> [What needs to be done]: Extract all records. Keep each one exact.

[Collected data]
··········

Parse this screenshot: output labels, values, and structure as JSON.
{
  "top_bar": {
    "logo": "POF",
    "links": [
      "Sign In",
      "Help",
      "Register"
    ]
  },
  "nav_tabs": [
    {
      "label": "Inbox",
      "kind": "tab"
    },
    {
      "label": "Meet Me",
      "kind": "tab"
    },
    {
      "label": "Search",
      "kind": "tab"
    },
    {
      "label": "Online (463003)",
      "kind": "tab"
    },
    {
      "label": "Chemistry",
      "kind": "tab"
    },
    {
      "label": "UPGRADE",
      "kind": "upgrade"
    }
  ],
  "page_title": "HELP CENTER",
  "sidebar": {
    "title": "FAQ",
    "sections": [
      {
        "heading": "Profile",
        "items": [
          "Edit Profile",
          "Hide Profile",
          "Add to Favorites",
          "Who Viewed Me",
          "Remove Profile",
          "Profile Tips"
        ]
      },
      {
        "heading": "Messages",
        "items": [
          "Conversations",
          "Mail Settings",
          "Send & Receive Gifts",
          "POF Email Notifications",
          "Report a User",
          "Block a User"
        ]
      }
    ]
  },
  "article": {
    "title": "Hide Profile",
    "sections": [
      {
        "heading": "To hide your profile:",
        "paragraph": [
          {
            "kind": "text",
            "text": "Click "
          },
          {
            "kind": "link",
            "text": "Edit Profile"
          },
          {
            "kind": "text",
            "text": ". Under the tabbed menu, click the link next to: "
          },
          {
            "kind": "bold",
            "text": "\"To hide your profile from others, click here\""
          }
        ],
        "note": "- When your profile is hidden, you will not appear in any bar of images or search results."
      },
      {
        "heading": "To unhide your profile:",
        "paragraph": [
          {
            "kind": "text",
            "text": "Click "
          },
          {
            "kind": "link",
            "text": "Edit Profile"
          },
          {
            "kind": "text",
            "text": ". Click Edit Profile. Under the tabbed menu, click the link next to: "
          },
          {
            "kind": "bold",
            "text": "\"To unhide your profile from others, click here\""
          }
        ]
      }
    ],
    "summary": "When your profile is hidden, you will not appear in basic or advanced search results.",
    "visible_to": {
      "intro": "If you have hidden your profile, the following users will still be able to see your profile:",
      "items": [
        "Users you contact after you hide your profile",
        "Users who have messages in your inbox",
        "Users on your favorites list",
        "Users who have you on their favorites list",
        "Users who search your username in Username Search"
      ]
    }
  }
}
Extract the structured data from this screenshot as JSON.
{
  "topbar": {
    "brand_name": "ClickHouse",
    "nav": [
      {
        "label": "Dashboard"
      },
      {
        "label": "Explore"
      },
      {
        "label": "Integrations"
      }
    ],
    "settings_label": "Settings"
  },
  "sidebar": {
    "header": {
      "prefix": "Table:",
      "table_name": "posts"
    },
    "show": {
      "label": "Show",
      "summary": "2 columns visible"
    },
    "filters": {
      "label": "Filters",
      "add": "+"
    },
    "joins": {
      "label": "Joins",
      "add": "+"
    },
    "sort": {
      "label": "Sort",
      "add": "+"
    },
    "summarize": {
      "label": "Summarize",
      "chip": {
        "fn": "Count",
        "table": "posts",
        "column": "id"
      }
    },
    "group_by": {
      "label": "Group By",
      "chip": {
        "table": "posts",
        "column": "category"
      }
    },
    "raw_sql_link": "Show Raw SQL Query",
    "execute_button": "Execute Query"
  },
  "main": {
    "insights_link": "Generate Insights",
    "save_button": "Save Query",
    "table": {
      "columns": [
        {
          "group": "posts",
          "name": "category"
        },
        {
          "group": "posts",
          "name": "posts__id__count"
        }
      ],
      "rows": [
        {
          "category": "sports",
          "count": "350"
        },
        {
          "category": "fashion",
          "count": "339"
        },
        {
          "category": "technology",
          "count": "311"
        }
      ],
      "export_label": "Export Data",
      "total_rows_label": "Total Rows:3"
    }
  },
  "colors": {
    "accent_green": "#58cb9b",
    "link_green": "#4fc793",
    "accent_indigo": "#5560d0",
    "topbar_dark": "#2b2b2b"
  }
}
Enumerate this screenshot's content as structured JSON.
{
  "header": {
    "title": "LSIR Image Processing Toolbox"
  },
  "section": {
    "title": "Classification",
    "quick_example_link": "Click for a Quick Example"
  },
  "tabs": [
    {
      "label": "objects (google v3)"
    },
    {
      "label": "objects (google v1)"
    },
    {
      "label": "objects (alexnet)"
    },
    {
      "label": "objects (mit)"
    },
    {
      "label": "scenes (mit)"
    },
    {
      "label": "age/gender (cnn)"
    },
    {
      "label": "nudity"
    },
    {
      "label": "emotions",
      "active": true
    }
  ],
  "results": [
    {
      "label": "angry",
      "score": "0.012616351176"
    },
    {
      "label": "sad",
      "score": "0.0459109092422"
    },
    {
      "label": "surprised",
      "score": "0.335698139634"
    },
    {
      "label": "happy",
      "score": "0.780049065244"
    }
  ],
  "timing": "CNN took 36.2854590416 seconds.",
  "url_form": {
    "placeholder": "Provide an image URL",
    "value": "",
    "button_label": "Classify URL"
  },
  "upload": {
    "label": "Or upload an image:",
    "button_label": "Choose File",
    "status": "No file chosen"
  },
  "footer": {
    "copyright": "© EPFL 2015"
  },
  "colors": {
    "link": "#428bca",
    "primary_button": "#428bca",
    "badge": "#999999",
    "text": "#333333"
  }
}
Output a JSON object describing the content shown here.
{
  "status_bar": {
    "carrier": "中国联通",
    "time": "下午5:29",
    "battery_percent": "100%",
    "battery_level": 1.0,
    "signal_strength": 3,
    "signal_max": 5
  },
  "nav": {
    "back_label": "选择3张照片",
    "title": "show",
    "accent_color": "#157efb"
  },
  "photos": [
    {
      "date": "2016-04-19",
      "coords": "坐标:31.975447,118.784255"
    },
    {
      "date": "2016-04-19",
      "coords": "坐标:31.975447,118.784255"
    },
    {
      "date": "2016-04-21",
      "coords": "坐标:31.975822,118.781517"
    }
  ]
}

··········

> [Task response]:
Parse this screenshot: output labels, values, and structure as JSON.
{
  "top_bar": {
    "logo": "POF",
    "links": [
      "Sign In",
      "Help",
      "Register"
    ]
  },
  "nav_tabs": [
    {
      "label": "Inbox",
      "kind": "tab"
    },
    {
      "label": "Meet Me",
      "kind": "tab"
    },
    {
      "label": "Search",
      "kind": "tab"
    },
    {
      "label": "Online (463003)",
      "kind": "tab"
    },
    {
      "label": "Chemistry",
      "kind": "tab"
    },
    {
      "label": "UPGRADE",
      "kind": "upgrade"
    }
  ],
  "page_title": "HELP CENTER",
  "sidebar": {
    "title": "FAQ",
    "sections": [
      {
        "heading": "Profile",
        "items": [
          "Edit Profile",
          "Hide Profile",
          "Add to Favorites",
          "Who Viewed Me",
          "Remove Profile",
          "Profile Tips"
        ]
      },
      {
        "heading": "Messages",
        "items": [
          "Conversations",
          "Mail Settings",
          "Send & Receive Gifts",
          "POF Email Notifications",
          "Report a User",
          "Block a User"
        ]
      }
    ]
  },
  "article": {
    "title": "Hide Profile",
    "sections": [
      {
        "heading": "To hide your profile:",
        "paragraph": [
          {
            "kind": "text",
            "text": "Click "
          },
          {
            "kind": "link",
            "text": "Edit Profile"
          },
          {
            "kind": "text",
            "text": ". Under the tabbed menu, click the link next to: "
          },
          {
            "kind": "bold",
            "text": "\"To hide your profile from others, click here\""
          }
        ],
        "note": "- When your profile is hidden, you will not appear in any bar of images or search results."
      },
      {
        "heading": "To unhide your profile:",
        "paragraph": [
          {
            "kind": "text",
            "text": "Click "
          },
          {
            "kind": "link",
            "text": "Edit Profile"
          },
          {
            "kind": "text",
            "text": ". Click Edit Profile. Under the tabbed menu, click the link next to: "
          },
          {
            "kind": "bold",
            "text": "\"To unhide your profile from others, click here\""
          }
        ]
      }
    ],
    "summary": "When your profile is hidden, you will not appear in basic or advanced search results.",
    "visible_to": {
      "intro": "If you have hidden your profile, the following users will still be able to see your profile:",
      "items": [
        "Users you contact after you hide your profile",
        "Users who have messages in your inbox",
        "Users on your favorites list",
        "Users who have you on their favorites list",
        "Users who search your username in Username Search"
      ]
    }
  }
}
Extract the structured data from this screenshot as JSON.
{
  "topbar": {
    "brand_name": "ClickHouse",
    "nav": [
      {
        "label": "Dashboard"
      },
      {
        "label": "Explore"
      },
      {
        "label": "Integrations"
      }
    ],
    "settings_label": "Settings"
  },
  "sidebar": {
    "header": {
      "prefix": "Table:",
      "table_name": "posts"
    },
    "show": {
      "label": "Show",
      "summary": "2 columns visible"
    },
    "filters": {
      "label": "Filters",
      "add": "+"
    },
    "joins": {
      "label": "Joins",
      "add": "+"
    },
    "sort": {
      "label": "Sort",
      "add": "+"
    },
    "summarize": {
      "label": "Summarize",
      "chip": {
        "fn": "Count",
        "table": "posts",
        "column": "id"
      }
    },
    "group_by": {
      "label": "Group By",
      "chip": {
        "table": "posts",
        "column": "category"
      }
    },
    "raw_sql_link": "Show Raw SQL Query",
    "execute_button": "Execute Query"
  },
  "main": {
    "insights_link": "Generate Insights",
    "save_button": "Save Query",
    "table": {
      "columns": [
        {
          "group": "posts",
          "name": "category"
        },
        {
          "group": "posts",
          "name": "posts__id__count"
        }
      ],
      "rows": [
        {
          "category": "sports",
          "count": "350"
        },
        {
          "category": "fashion",
          "count": "339"
        },
        {
          "category": "technology",
          "count": "311"
        }
      ],
      "export_label": "Export Data",
      "total_rows_label": "Total Rows:3"
    }
  },
  "colors": {
    "accent_green": "#58cb9b",
    "link_green": "#4fc793",
    "accent_indigo": "#5560d0",
    "topbar_dark": "#2b2b2b"
  }
}
Enumerate this screenshot's content as structured JSON.
{
  "header": {
    "title": "LSIR Image Processing Toolbox"
  },
  "section": {
    "title": "Classification",
    "quick_example_link": "Click for a Quick Example"
  },
  "tabs": [
    {
      "label": "objects (google v3)"
    },
    {
      "label": "objects (google v1)"
    },
    {
      "label": "objects (alexnet)"
    },
    {
      "label": "objects (mit)"
    },
    {
      "label": "scenes (mit)"
    },
    {
      "label": "age/gender (cnn)"
    },
    {
      "label": "nudity"
    },
    {
      "label": "emotions",
      "active": true
    }
  ],
  "results": [
    {
      "label": "angry",
      "score": "0.012616351176"
    },
    {
      "label": "sad",
      "score": "0.0459109092422"
    },
    {
      "label": "surprised",
      "score": "0.335698139634"
    },
    {
      "label": "happy",
      "score": "0.780049065244"
    }
  ],
  "timing": "CNN took 36.2854590416 seconds.",
  "url_form": {
    "placeholder": "Provide an image URL",
    "value": "",
    "button_label": "Classify URL"
  },
  "upload": {
    "label": "Or upload an image:",
    "button_label": "Choose File",
    "status": "No file chosen"
  },
  "footer": {
    "copyright": "© EPFL 2015"
  },
  "colors": {
    "link": "#428bca",
    "primary_button": "#428bca",
    "badge": "#999999",
    "text": "#333333"
  }
}
Output a JSON object describing the content shown here.
{
  "status_bar": {
    "carrier": "中国联通",
    "time": "下午5:29",
    "battery_percent": "100%",
    "battery_level": 1.0,
    "signal_strength": 3,
    "signal_max": 5
  },
  "nav": {
    "back_label": "选择3张照片",
    "title": "show",
    "accent_color": "#157efb"
  },
  "photos": [
    {
      "date": "2016-04-19",
      "coords": "坐标:31.975447,118.784255"
    },
    {
      "date": "2016-04-19",
      "coords": "坐标:31.975447,118.784255"
    },
    {
      "date": "2016-04-21",
      "coords": "坐标:31.975822,118.781517"
    }
  ]
}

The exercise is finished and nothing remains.